• **Required work**
Each line of the listing that contains the word "Position" is to be copied.

• **Records for processing**
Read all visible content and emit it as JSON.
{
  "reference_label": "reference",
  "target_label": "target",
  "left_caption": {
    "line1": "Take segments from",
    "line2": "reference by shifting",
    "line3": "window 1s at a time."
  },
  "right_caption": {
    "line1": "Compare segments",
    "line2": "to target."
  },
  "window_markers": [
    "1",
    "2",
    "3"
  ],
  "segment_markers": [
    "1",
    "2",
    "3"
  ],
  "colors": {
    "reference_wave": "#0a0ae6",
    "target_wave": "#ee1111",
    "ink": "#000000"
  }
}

---

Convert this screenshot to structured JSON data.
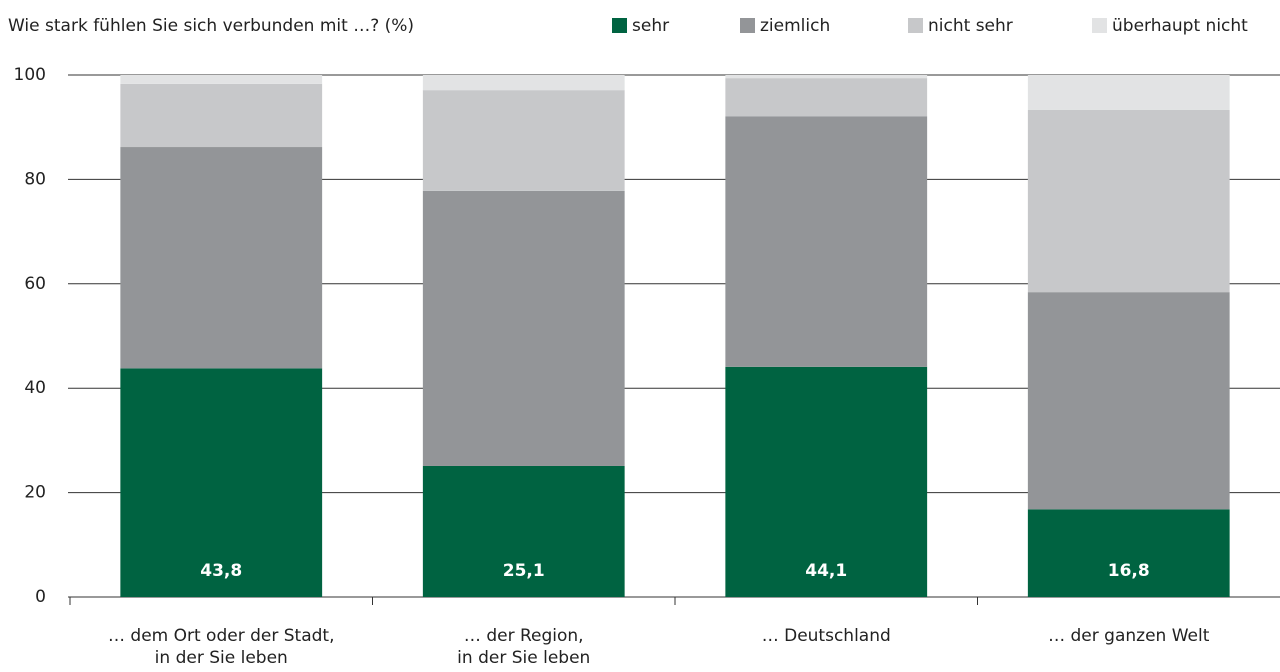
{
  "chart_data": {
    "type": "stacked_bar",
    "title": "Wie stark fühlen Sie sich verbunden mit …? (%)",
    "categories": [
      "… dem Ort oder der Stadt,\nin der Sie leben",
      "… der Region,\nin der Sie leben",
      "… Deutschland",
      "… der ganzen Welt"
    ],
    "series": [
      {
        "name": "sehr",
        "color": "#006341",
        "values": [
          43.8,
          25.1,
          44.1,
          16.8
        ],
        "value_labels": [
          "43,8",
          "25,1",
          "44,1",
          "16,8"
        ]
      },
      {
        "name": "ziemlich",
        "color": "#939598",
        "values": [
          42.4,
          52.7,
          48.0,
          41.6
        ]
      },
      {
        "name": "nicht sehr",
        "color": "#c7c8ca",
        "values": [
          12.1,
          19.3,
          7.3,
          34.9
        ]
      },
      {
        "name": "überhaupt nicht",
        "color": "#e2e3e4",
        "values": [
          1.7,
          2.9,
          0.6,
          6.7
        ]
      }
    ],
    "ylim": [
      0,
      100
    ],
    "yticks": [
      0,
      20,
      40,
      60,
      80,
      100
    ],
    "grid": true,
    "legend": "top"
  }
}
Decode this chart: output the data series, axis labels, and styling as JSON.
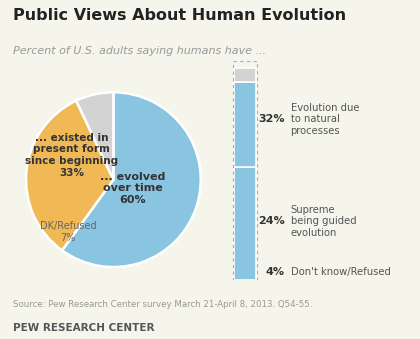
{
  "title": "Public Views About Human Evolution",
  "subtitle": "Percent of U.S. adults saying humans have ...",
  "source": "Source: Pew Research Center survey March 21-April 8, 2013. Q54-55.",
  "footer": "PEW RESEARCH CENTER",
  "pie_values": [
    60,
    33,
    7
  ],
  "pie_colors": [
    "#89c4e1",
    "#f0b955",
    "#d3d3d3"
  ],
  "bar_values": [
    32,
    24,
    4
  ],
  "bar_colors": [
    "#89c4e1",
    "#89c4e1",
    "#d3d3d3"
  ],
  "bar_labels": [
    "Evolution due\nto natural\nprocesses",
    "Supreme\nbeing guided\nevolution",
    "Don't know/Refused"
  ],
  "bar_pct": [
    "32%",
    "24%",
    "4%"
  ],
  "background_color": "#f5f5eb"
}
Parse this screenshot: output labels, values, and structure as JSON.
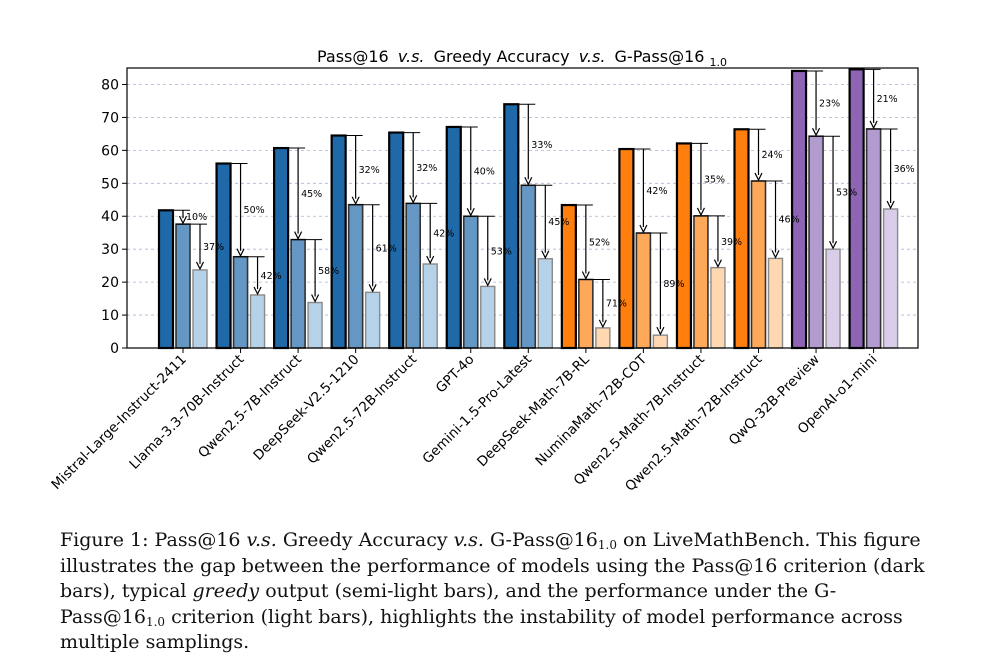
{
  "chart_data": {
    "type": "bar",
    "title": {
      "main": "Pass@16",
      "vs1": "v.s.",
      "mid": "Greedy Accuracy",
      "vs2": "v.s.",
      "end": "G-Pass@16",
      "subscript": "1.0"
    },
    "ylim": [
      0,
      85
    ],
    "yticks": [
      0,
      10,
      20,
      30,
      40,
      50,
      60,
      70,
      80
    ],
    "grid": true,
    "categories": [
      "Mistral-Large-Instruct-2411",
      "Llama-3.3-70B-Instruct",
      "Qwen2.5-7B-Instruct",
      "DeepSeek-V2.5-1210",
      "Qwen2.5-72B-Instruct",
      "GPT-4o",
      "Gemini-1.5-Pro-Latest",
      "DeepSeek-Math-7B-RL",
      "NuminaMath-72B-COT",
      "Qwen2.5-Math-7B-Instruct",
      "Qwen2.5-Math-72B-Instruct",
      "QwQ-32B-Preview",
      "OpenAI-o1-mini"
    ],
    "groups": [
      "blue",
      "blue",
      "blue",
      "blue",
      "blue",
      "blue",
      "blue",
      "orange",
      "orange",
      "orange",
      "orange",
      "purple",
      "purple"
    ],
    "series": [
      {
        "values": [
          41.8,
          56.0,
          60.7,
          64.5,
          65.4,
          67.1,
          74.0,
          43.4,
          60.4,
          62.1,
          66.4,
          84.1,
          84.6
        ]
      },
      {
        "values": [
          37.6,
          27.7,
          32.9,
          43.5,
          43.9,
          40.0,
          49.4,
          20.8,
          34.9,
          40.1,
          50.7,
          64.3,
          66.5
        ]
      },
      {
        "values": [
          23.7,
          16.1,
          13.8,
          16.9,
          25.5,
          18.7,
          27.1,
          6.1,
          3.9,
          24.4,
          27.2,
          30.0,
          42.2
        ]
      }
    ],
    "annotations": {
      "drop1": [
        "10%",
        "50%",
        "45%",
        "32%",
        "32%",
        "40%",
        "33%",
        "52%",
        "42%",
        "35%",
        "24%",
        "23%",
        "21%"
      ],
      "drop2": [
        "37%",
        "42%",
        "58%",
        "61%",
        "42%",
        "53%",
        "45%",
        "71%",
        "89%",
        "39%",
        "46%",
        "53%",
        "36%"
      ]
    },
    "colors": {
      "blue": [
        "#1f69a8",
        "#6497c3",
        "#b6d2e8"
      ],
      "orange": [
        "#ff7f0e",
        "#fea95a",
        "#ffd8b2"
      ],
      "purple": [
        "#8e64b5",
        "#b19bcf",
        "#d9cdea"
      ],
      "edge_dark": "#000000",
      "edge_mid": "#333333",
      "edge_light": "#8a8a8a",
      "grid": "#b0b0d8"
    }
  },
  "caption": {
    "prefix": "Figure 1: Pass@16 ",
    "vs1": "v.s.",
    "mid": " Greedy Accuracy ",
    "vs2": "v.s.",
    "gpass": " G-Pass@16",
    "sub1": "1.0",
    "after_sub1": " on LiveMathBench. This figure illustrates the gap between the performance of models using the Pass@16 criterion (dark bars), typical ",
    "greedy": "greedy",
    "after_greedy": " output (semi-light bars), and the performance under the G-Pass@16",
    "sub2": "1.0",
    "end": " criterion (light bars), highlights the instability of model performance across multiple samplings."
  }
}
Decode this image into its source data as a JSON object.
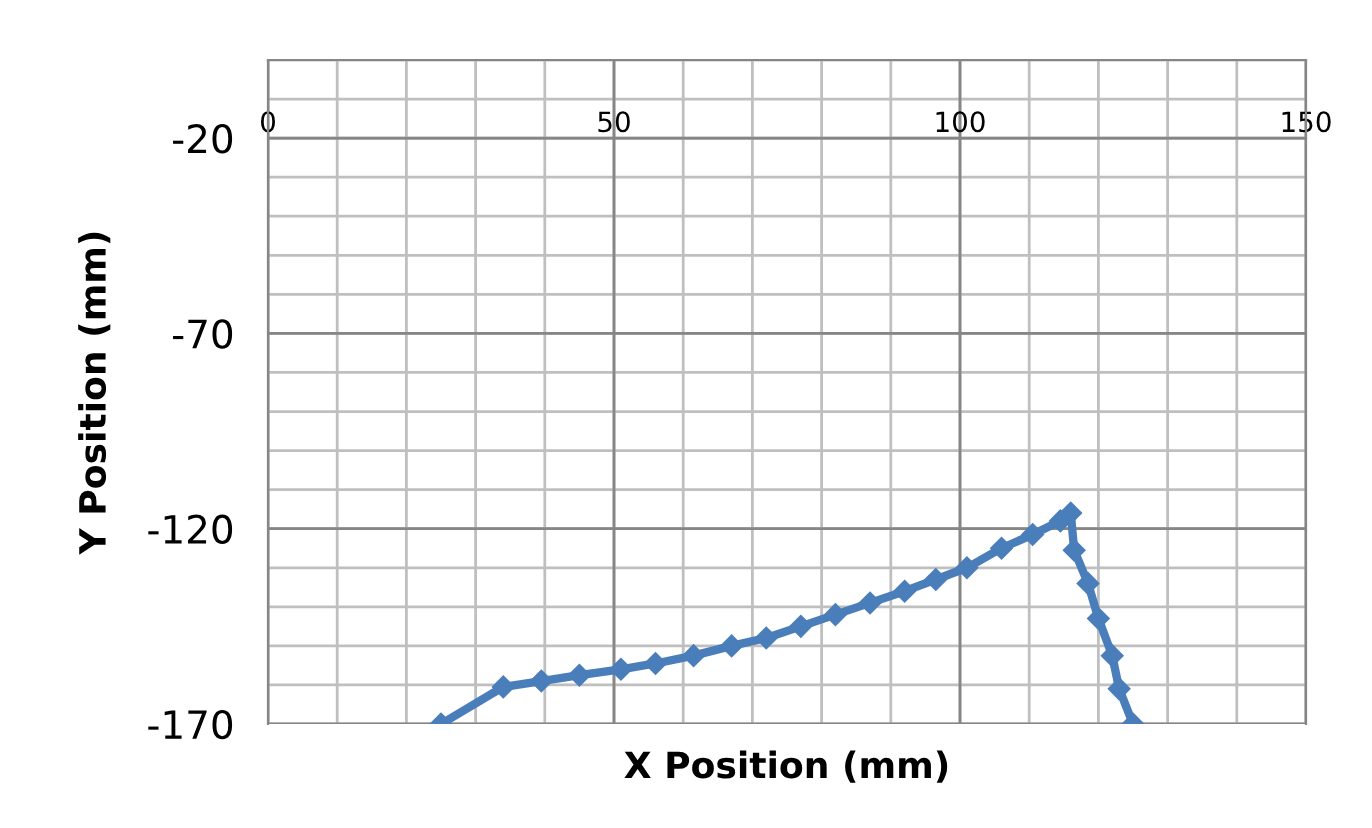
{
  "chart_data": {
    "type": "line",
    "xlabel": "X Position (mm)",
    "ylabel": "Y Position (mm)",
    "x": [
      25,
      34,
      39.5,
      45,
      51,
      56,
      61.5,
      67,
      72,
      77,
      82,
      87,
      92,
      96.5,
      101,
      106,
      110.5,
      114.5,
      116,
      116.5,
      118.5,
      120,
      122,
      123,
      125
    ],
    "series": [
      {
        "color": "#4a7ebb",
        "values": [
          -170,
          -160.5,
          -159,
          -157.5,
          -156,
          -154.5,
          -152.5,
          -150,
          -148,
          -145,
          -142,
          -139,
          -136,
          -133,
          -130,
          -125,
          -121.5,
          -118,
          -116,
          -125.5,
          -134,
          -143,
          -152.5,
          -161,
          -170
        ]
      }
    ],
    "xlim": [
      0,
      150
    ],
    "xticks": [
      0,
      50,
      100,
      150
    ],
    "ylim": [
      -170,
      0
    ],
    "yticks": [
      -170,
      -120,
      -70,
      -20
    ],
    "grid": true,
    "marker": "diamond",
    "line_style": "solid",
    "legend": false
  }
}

• **Worked solution**
    "xlabel": "X Position (mm)",
    "ylabel": "Y Position (mm)",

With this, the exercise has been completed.